======== DATA LINES ========

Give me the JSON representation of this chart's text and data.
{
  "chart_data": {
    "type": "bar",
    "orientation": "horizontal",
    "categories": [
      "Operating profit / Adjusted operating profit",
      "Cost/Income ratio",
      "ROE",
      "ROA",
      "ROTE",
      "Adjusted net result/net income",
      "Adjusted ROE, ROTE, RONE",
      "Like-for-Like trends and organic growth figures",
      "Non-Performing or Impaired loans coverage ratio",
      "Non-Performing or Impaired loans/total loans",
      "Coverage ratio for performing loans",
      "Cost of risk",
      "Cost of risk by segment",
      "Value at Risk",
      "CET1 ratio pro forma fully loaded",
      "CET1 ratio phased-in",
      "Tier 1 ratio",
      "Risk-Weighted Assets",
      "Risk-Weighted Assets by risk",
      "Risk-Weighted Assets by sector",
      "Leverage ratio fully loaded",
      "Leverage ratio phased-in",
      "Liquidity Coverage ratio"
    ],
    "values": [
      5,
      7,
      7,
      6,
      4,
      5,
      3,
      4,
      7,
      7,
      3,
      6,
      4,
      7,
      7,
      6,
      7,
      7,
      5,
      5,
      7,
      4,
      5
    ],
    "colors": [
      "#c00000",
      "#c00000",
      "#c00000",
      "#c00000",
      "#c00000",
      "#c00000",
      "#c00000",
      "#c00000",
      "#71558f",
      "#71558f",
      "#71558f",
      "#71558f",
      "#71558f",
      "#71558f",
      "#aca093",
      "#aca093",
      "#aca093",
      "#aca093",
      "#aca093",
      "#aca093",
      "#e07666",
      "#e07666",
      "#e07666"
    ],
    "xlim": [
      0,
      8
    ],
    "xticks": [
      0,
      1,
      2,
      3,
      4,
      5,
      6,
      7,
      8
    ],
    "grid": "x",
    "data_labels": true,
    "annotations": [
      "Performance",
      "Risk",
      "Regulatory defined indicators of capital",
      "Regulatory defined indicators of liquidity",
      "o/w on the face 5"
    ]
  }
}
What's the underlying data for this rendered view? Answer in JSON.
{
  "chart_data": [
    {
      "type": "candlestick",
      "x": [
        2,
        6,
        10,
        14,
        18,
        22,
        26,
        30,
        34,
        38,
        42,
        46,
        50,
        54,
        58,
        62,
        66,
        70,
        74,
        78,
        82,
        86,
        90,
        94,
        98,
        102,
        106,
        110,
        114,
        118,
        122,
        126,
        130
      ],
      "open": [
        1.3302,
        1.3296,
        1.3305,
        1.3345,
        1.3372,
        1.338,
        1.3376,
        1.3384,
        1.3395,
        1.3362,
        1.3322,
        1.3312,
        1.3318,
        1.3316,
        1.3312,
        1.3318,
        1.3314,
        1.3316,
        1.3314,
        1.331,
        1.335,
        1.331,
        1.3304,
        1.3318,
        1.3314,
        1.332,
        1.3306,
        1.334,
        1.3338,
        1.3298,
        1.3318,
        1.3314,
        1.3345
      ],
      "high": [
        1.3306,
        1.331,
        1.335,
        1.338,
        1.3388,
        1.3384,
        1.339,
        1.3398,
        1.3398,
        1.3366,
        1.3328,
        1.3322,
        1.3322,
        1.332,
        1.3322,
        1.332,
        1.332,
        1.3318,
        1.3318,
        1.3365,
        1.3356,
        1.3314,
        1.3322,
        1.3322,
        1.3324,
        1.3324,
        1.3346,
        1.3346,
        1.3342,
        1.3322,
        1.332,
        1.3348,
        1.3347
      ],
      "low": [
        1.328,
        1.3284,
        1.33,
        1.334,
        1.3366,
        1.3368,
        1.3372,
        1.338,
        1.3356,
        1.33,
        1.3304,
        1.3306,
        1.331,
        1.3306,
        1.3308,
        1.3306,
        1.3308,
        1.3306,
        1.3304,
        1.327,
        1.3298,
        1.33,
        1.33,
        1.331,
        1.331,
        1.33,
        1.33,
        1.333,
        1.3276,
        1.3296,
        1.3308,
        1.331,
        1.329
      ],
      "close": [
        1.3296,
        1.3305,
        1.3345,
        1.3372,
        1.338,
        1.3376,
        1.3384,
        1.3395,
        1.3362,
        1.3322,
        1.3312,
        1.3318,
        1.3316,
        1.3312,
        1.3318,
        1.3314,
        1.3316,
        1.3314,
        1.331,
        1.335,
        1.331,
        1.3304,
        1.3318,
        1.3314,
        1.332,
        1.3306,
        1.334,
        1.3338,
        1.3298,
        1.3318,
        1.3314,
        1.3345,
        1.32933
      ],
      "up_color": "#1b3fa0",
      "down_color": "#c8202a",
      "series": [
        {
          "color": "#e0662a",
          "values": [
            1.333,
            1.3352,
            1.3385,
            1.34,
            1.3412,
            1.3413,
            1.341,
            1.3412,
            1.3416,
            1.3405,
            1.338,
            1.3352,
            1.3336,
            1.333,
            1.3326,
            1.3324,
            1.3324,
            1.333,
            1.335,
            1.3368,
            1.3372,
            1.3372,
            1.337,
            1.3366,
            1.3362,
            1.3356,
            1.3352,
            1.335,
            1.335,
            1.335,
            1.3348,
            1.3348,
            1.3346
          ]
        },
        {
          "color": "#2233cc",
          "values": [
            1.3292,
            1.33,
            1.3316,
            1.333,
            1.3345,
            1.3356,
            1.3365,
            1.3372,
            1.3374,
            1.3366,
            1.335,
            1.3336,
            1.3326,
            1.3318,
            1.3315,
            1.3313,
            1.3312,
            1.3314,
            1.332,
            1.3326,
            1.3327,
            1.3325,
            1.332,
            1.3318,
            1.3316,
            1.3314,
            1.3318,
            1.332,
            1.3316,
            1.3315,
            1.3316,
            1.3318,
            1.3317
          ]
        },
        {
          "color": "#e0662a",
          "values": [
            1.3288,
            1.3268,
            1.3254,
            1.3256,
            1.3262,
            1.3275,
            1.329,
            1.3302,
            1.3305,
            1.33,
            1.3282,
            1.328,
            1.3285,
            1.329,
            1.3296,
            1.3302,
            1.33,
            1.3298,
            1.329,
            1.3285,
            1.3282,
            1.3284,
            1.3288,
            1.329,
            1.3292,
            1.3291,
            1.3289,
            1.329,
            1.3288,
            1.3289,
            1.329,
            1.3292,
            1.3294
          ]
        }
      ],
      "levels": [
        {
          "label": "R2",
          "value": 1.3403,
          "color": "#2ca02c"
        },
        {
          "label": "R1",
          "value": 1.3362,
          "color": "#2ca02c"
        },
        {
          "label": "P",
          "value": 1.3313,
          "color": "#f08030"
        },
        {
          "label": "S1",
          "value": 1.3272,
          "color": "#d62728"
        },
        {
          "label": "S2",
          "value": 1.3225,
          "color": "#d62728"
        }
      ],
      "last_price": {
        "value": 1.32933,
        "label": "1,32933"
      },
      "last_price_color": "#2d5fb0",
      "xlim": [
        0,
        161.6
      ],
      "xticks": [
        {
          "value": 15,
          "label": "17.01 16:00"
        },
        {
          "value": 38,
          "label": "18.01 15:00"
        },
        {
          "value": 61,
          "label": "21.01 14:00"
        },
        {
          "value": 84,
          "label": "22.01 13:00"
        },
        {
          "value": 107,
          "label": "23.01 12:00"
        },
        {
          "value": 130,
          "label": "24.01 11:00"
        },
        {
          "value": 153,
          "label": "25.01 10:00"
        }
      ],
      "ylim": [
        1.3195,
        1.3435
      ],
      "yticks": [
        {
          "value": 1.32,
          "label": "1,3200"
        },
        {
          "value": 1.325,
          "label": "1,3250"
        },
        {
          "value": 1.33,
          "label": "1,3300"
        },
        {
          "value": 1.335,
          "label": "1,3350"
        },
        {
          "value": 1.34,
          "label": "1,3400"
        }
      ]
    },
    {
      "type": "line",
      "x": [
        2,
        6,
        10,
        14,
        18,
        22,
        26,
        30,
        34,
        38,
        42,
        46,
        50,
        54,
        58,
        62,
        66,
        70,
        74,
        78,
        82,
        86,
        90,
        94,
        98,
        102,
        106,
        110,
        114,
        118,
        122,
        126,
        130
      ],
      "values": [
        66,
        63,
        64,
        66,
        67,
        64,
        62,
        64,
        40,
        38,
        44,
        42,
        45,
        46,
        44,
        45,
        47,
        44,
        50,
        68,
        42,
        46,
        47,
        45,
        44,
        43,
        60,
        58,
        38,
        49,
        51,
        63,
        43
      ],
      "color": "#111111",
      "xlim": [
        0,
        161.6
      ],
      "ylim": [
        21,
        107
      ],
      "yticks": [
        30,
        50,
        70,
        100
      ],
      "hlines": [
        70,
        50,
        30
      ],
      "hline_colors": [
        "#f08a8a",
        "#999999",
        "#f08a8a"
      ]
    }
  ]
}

========

**TO DO**:
Copy out each line of the listing that holds "ratio".

**WORKED ANSWER**:
      "Cost/Income ratio",
      "Non-Performing or Impaired loans coverage ratio",
      "Coverage ratio for performing loans",
      "CET1 ratio pro forma fully loaded",
      "CET1 ratio phased-in",
      "Tier 1 ratio",
      "Leverage ratio fully loaded",
      "Leverage ratio phased-in",
      "Liquidity Coverage ratio"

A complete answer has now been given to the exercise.